BEGIN Dataset content
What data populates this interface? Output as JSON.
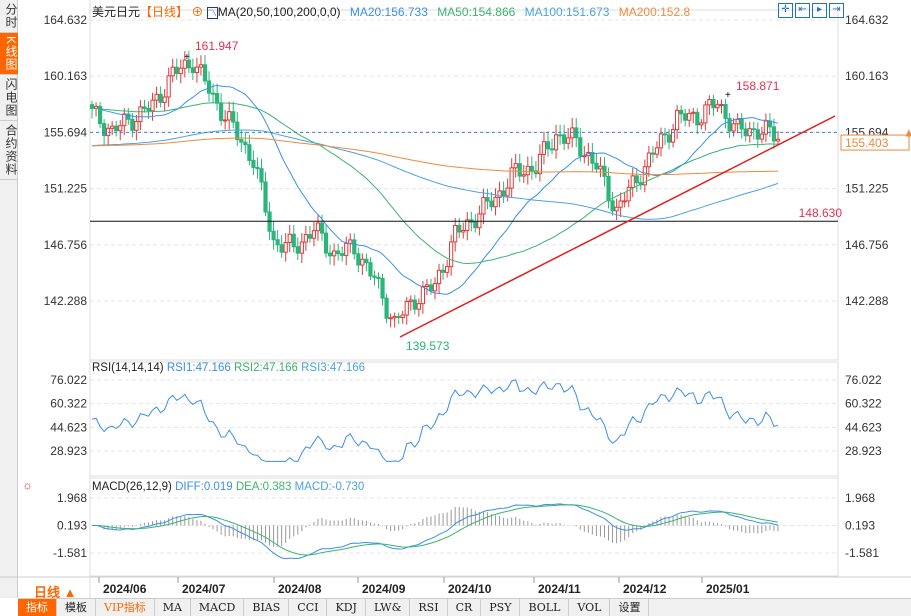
{
  "sidebar": [
    {
      "label": "分时",
      "active": false
    },
    {
      "label": "K线图",
      "active": true
    },
    {
      "label": "闪电图",
      "active": false
    },
    {
      "label": "合约资料",
      "active": false
    }
  ],
  "header": {
    "symbol": "美元日元",
    "period": "【日线】",
    "ma_label": "MA(20,50,100,200,0,0)",
    "ma20": "MA20:156.733",
    "ma50": "MA50:154.866",
    "ma100": "MA100:151.673",
    "ma200": "MA200:152.8"
  },
  "colors": {
    "ma20": "#3b8fe8",
    "ma50": "#3cb371",
    "ma100": "#4aa3df",
    "ma200": "#f08a3c",
    "up": "#e23a3a",
    "down": "#2bb57a"
  },
  "price_axis": {
    "ticks": [
      "164.632",
      "160.163",
      "155.694",
      "151.225",
      "146.756",
      "142.288"
    ],
    "current": "155.403",
    "current_line": "155.694"
  },
  "annotations": {
    "high1": "161.947",
    "high2": "158.871",
    "low": "139.573",
    "level": "148.630"
  },
  "rsi": {
    "label": "RSI(14,14,14)",
    "rsi1": "RSI1:47.166",
    "rsi2": "RSI2:47.166",
    "rsi3": "RSI3:47.166",
    "ticks": [
      "76.022",
      "60.322",
      "44.623",
      "28.923"
    ]
  },
  "macd": {
    "label": "MACD(26,12,9)",
    "diff": "DIFF:0.019",
    "dea": "DEA:0.383",
    "macd": "MACD:-0.730",
    "ticks": [
      "1.968",
      "0.193",
      "-1.581"
    ]
  },
  "period_selector": "日线 ▲",
  "dates": [
    "2024/06",
    "2024/07",
    "2024/08",
    "2024/09",
    "2024/10",
    "2024/11",
    "2024/12",
    "2025/01"
  ],
  "tabs": [
    "指标",
    "模板",
    "VIP指标",
    "MA",
    "MACD",
    "BIAS",
    "CCI",
    "KDJ",
    "LW&",
    "RSI",
    "CR",
    "PSY",
    "BOLL",
    "VOL",
    "设置"
  ],
  "chart_data": {
    "type": "candlestick",
    "step_days": 5,
    "closes": [
      157.2,
      155.8,
      156.8,
      157.8,
      160.3,
      161.4,
      158.5,
      156,
      153.5,
      147,
      146.5,
      148,
      146,
      146.5,
      144,
      140.5,
      142.5,
      143.5,
      147.5,
      149,
      150.5,
      152.5,
      153,
      155.5,
      155,
      153,
      149.5,
      152,
      154.5,
      156.8,
      157,
      158,
      155.8,
      155.9,
      155.4
    ],
    "ylim": [
      142.288,
      164.632
    ]
  }
}
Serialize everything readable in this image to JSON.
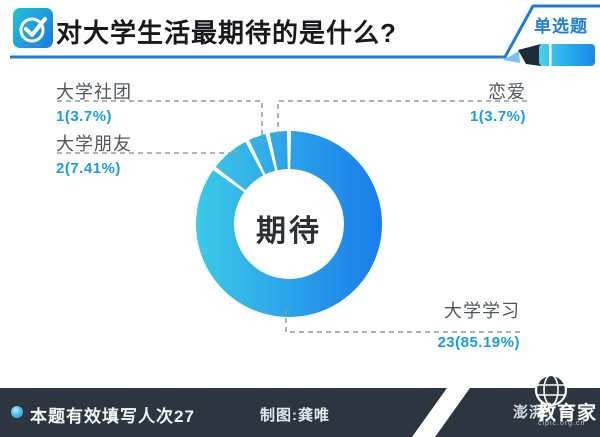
{
  "header": {
    "title": "对大学生活最期待的是什么?",
    "badge": "单选题"
  },
  "chart_data": {
    "type": "pie",
    "subtype": "donut",
    "center_label": "期待",
    "total_responses": 27,
    "segments": [
      {
        "label": "大学学习",
        "value": 23,
        "percent": 85.19,
        "display": "23(85.19%)"
      },
      {
        "label": "大学朋友",
        "value": 2,
        "percent": 7.41,
        "display": "2(7.41%)"
      },
      {
        "label": "大学社团",
        "value": 1,
        "percent": 3.7,
        "display": "1(3.7%)"
      },
      {
        "label": "恋爱",
        "value": 1,
        "percent": 3.7,
        "display": "1(3.7%)"
      }
    ],
    "colors": {
      "gradient_left": "#3bcae8",
      "gradient_right": "#1a7cec"
    },
    "layout": "donut chart, segments drawn clockwise starting at 12 o'clock, dashed leader lines to outside labels"
  },
  "footer": {
    "stat": "本题有效填写人次27",
    "credit": "制图:龚唯",
    "logo_prefix": "澎湃",
    "logo_text": "教育家",
    "logo_url": "cipic.org.cn"
  },
  "colors": {
    "accent_blue": "#1d7fd9",
    "value_blue": "#189ce6",
    "label_gray": "#50575c",
    "footer_bg": "#2b3640"
  }
}
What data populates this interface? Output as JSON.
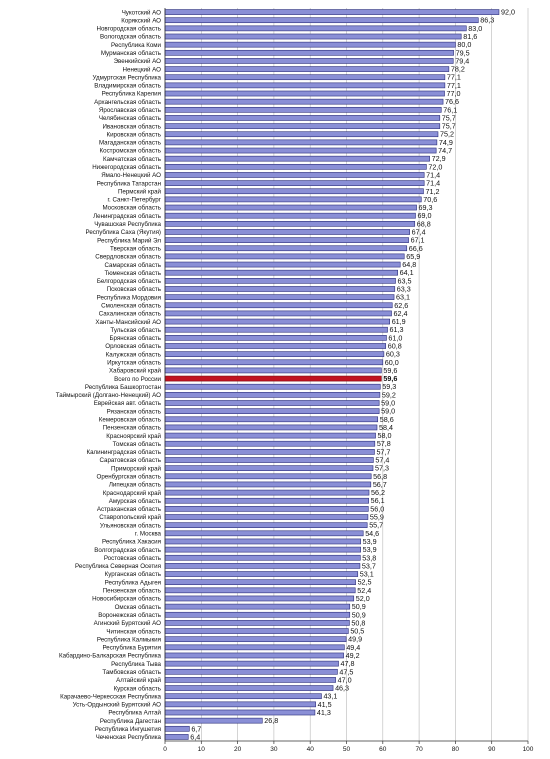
{
  "chart_data": {
    "type": "bar",
    "orientation": "horizontal",
    "title": "",
    "xlabel": "",
    "ylabel": "",
    "xlim": [
      0,
      100
    ],
    "xticks": [
      "0",
      "10",
      "20",
      "30",
      "40",
      "50",
      "60",
      "70",
      "80",
      "90",
      "100"
    ],
    "grid": "vertical",
    "bar_color": "#8a8fd6",
    "bar_border": "#2b2d7a",
    "highlight_color": "#c1121f",
    "highlight_index": 46,
    "categories": [
      "Чукотский АО",
      "Корякский АО",
      "Новгородская область",
      "Вологодская область",
      "Республика Коми",
      "Мурманская область",
      "Эвенкийский АО",
      "Ненецкий АО",
      "Удмуртская Республика",
      "Владимирская область",
      "Республика Карелия",
      "Архангельская область",
      "Ярославская область",
      "Челябинская область",
      "Ивановская область",
      "Кировская область",
      "Магаданская область",
      "Костромская область",
      "Камчатская область",
      "Нижегородская область",
      "Ямало-Ненецкий АО",
      "Республика Татарстан",
      "Пермский край",
      "г. Санкт-Петербург",
      "Московская область",
      "Ленинградская область",
      "Чувашская Республика",
      "Республика Саха (Якутия)",
      "Республика Марий Эл",
      "Тверская область",
      "Свердловская область",
      "Самарская область",
      "Тюменская область",
      "Белгородская область",
      "Псковская область",
      "Республика Мордовия",
      "Смоленская область",
      "Сахалинская область",
      "Ханты-Мансийский АО",
      "Тульская область",
      "Брянская область",
      "Орловская область",
      "Калужская область",
      "Иркутская область",
      "Хабаровский край",
      "Всего по России",
      "Республика Башкортостан",
      "Таймырский (Долгано-Ненецкий) АО",
      "Еврейская авт. область",
      "Рязанская область",
      "Кемеровская область",
      "Пензенская область",
      "Красноярский край",
      "Томская область",
      "Калининградская область",
      "Саратовская область",
      "Приморский край",
      "Оренбургская область",
      "Липецкая область",
      "Краснодарский край",
      "Амурская область",
      "Астраханская область",
      "Ставропольский край",
      "Ульяновская область",
      "г. Москва",
      "Республика Хакасия",
      "Волгоградская область",
      "Ростовская область",
      "Республика Северная Осетия",
      "Курганская область",
      "Республика Адыгея",
      "Пензенская область",
      "Новосибирская область",
      "Омская область",
      "Воронежская область",
      "Агинский Бурятский АО",
      "Читинская область",
      "Республика Калмыкия",
      "Республика Бурятия",
      "Кабардино-Балкарская Республика",
      "Республика Тыва",
      "Тамбовская область",
      "Алтайский край",
      "Курская область",
      "Карачаево-Черкесская Республика",
      "Усть-Ордынский Бурятский АО",
      "Республика Алтай",
      "Республика Дагестан",
      "Республика Ингушетия",
      "Чеченская Республика"
    ],
    "values": [
      92.0,
      86.3,
      83.0,
      81.6,
      80.0,
      79.5,
      79.4,
      78.2,
      77.1,
      77.1,
      77.0,
      76.6,
      76.1,
      75.7,
      75.7,
      75.2,
      74.9,
      74.7,
      72.9,
      72.0,
      71.4,
      71.4,
      71.2,
      70.6,
      69.3,
      69.0,
      68.8,
      67.4,
      67.1,
      66.6,
      65.9,
      64.8,
      64.1,
      63.5,
      63.3,
      63.1,
      62.6,
      62.4,
      61.9,
      61.3,
      61.0,
      60.8,
      60.3,
      60.0,
      59.6,
      59.6,
      59.3,
      59.2,
      59.0,
      59.0,
      58.6,
      58.4,
      58.0,
      57.8,
      57.7,
      57.4,
      57.3,
      56.8,
      56.7,
      56.2,
      56.1,
      56.0,
      55.9,
      55.7,
      54.6,
      53.9,
      53.9,
      53.8,
      53.7,
      53.1,
      52.5,
      52.4,
      52.0,
      50.9,
      50.9,
      50.8,
      50.5,
      49.9,
      49.4,
      49.2,
      47.8,
      47.5,
      47.0,
      46.3,
      43.1,
      41.5,
      41.3,
      26.8,
      6.7,
      6.4
    ],
    "value_labels": [
      "92,0",
      "86,3",
      "83,0",
      "81,6",
      "80,0",
      "79,5",
      "79,4",
      "78,2",
      "77,1",
      "77,1",
      "77,0",
      "76,6",
      "76,1",
      "75,7",
      "75,7",
      "75,2",
      "74,9",
      "74,7",
      "72,9",
      "72,0",
      "71,4",
      "71,4",
      "71,2",
      "70,6",
      "69,3",
      "69,0",
      "68,8",
      "67,4",
      "67,1",
      "66,6",
      "65,9",
      "64,8",
      "64,1",
      "63,5",
      "63,3",
      "63,1",
      "62,6",
      "62,4",
      "61,9",
      "61,3",
      "61,0",
      "60,8",
      "60,3",
      "60,0",
      "59,6",
      "59,6",
      "59,3",
      "59,2",
      "59,0",
      "59,0",
      "58,6",
      "58,4",
      "58,0",
      "57,8",
      "57,7",
      "57,4",
      "57,3",
      "56,8",
      "56,7",
      "56,2",
      "56,1",
      "56,0",
      "55,9",
      "55,7",
      "54,6",
      "53,9",
      "53,9",
      "53,8",
      "53,7",
      "53,1",
      "52,5",
      "52,4",
      "52,0",
      "50,9",
      "50,9",
      "50,8",
      "50,5",
      "49,9",
      "49,4",
      "49,2",
      "47,8",
      "47,5",
      "47,0",
      "46,3",
      "43,1",
      "41,5",
      "41,3",
      "26,8",
      "6,7",
      "6,4"
    ]
  }
}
END Dataset content
• What you need to do: Return every line above in which the string "Ненецкий" occurs.

• Answer to the problem:
      "Ненецкий АО",
      "Ямало-Ненецкий АО",
      "Таймырский (Долгано-Ненецкий) АО",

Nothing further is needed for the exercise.